__Written task__
Restate the records in their entirety, word for word.

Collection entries
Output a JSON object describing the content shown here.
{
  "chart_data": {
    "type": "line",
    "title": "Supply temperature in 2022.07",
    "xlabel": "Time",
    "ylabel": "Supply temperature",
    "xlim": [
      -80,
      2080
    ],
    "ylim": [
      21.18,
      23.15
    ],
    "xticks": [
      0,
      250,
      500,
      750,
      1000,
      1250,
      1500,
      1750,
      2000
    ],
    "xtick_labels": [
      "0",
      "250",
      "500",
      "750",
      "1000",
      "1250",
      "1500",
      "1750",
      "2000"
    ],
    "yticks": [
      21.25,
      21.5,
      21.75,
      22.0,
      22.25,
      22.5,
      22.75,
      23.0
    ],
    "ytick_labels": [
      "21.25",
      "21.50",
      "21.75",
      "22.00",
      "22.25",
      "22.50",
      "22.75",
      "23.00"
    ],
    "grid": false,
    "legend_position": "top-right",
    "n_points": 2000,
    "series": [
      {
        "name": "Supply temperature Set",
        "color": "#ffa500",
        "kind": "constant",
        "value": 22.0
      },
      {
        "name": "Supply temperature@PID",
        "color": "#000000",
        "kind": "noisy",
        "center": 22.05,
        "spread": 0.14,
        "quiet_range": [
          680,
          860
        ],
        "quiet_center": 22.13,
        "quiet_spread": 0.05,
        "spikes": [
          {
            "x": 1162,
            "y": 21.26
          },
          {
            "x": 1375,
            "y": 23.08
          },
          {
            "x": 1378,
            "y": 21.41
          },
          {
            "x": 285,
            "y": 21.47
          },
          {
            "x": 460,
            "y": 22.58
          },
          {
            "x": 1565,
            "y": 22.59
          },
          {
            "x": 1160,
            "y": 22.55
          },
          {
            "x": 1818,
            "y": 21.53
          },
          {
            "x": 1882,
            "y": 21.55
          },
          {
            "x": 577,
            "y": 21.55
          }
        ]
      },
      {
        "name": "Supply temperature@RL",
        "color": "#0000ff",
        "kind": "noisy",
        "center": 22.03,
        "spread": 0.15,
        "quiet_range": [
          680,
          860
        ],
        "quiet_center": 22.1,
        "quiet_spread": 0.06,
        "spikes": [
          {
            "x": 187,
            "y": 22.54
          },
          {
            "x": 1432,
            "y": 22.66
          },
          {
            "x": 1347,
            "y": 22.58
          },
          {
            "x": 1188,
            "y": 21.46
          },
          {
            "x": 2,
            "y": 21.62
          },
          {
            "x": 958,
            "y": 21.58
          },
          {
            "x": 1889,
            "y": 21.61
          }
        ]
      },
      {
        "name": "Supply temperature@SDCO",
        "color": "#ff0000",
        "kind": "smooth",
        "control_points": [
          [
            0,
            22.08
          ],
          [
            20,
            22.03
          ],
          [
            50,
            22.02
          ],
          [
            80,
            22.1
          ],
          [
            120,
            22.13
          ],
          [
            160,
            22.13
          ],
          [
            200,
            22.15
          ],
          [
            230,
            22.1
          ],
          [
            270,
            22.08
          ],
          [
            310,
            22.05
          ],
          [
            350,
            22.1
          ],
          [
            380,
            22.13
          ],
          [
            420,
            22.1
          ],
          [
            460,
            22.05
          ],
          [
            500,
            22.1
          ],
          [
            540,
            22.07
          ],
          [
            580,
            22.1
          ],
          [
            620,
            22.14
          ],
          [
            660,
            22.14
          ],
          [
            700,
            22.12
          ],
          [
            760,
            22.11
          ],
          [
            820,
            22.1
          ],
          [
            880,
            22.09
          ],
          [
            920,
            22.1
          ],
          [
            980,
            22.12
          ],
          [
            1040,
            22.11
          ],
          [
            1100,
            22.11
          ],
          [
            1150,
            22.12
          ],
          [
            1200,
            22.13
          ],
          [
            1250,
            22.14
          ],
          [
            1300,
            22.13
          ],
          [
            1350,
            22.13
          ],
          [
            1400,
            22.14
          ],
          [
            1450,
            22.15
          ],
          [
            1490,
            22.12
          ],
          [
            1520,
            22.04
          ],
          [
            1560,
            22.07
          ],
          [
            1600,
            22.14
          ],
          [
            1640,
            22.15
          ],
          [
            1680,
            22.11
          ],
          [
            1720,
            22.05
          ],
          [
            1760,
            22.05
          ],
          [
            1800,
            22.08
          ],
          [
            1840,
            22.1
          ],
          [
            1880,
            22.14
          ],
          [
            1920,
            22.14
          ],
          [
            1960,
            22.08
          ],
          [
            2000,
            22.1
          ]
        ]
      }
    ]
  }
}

__Expected answer__
Output a JSON object describing the content shown here.
{
  "chart_data": {
    "type": "line",
    "title": "Supply temperature in 2022.07",
    "xlabel": "Time",
    "ylabel": "Supply temperature",
    "xlim": [
      -80,
      2080
    ],
    "ylim": [
      21.18,
      23.15
    ],
    "xticks": [
      0,
      250,
      500,
      750,
      1000,
      1250,
      1500,
      1750,
      2000
    ],
    "xtick_labels": [
      "0",
      "250",
      "500",
      "750",
      "1000",
      "1250",
      "1500",
      "1750",
      "2000"
    ],
    "yticks": [
      21.25,
      21.5,
      21.75,
      22.0,
      22.25,
      22.5,
      22.75,
      23.0
    ],
    "ytick_labels": [
      "21.25",
      "21.50",
      "21.75",
      "22.00",
      "22.25",
      "22.50",
      "22.75",
      "23.00"
    ],
    "grid": false,
    "legend_position": "top-right",
    "n_points": 2000,
    "series": [
      {
        "name": "Supply temperature Set",
        "color": "#ffa500",
        "kind": "constant",
        "value": 22.0
      },
      {
        "name": "Supply temperature@PID",
        "color": "#000000",
        "kind": "noisy",
        "center": 22.05,
        "spread": 0.14,
        "quiet_range": [
          680,
          860
        ],
        "quiet_center": 22.13,
        "quiet_spread": 0.05,
        "spikes": [
          {
            "x": 1162,
            "y": 21.26
          },
          {
            "x": 1375,
            "y": 23.08
          },
          {
            "x": 1378,
            "y": 21.41
          },
          {
            "x": 285,
            "y": 21.47
          },
          {
            "x": 460,
            "y": 22.58
          },
          {
            "x": 1565,
            "y": 22.59
          },
          {
            "x": 1160,
            "y": 22.55
          },
          {
            "x": 1818,
            "y": 21.53
          },
          {
            "x": 1882,
            "y": 21.55
          },
          {
            "x": 577,
            "y": 21.55
          }
        ]
      },
      {
        "name": "Supply temperature@RL",
        "color": "#0000ff",
        "kind": "noisy",
        "center": 22.03,
        "spread": 0.15,
        "quiet_range": [
          680,
          860
        ],
        "quiet_center": 22.1,
        "quiet_spread": 0.06,
        "spikes": [
          {
            "x": 187,
            "y": 22.54
          },
          {
            "x": 1432,
            "y": 22.66
          },
          {
            "x": 1347,
            "y": 22.58
          },
          {
            "x": 1188,
            "y": 21.46
          },
          {
            "x": 2,
            "y": 21.62
          },
          {
            "x": 958,
            "y": 21.58
          },
          {
            "x": 1889,
            "y": 21.61
          }
        ]
      },
      {
        "name": "Supply temperature@SDCO",
        "color": "#ff0000",
        "kind": "smooth",
        "control_points": [
          [
            0,
            22.08
          ],
          [
            20,
            22.03
          ],
          [
            50,
            22.02
          ],
          [
            80,
            22.1
          ],
          [
            120,
            22.13
          ],
          [
            160,
            22.13
          ],
          [
            200,
            22.15
          ],
          [
            230,
            22.1
          ],
          [
            270,
            22.08
          ],
          [
            310,
            22.05
          ],
          [
            350,
            22.1
          ],
          [
            380,
            22.13
          ],
          [
            420,
            22.1
          ],
          [
            460,
            22.05
          ],
          [
            500,
            22.1
          ],
          [
            540,
            22.07
          ],
          [
            580,
            22.1
          ],
          [
            620,
            22.14
          ],
          [
            660,
            22.14
          ],
          [
            700,
            22.12
          ],
          [
            760,
            22.11
          ],
          [
            820,
            22.1
          ],
          [
            880,
            22.09
          ],
          [
            920,
            22.1
          ],
          [
            980,
            22.12
          ],
          [
            1040,
            22.11
          ],
          [
            1100,
            22.11
          ],
          [
            1150,
            22.12
          ],
          [
            1200,
            22.13
          ],
          [
            1250,
            22.14
          ],
          [
            1300,
            22.13
          ],
          [
            1350,
            22.13
          ],
          [
            1400,
            22.14
          ],
          [
            1450,
            22.15
          ],
          [
            1490,
            22.12
          ],
          [
            1520,
            22.04
          ],
          [
            1560,
            22.07
          ],
          [
            1600,
            22.14
          ],
          [
            1640,
            22.15
          ],
          [
            1680,
            22.11
          ],
          [
            1720,
            22.05
          ],
          [
            1760,
            22.05
          ],
          [
            1800,
            22.08
          ],
          [
            1840,
            22.1
          ],
          [
            1880,
            22.14
          ],
          [
            1920,
            22.14
          ],
          [
            1960,
            22.08
          ],
          [
            2000,
            22.1
          ]
        ]
      }
    ]
  }
}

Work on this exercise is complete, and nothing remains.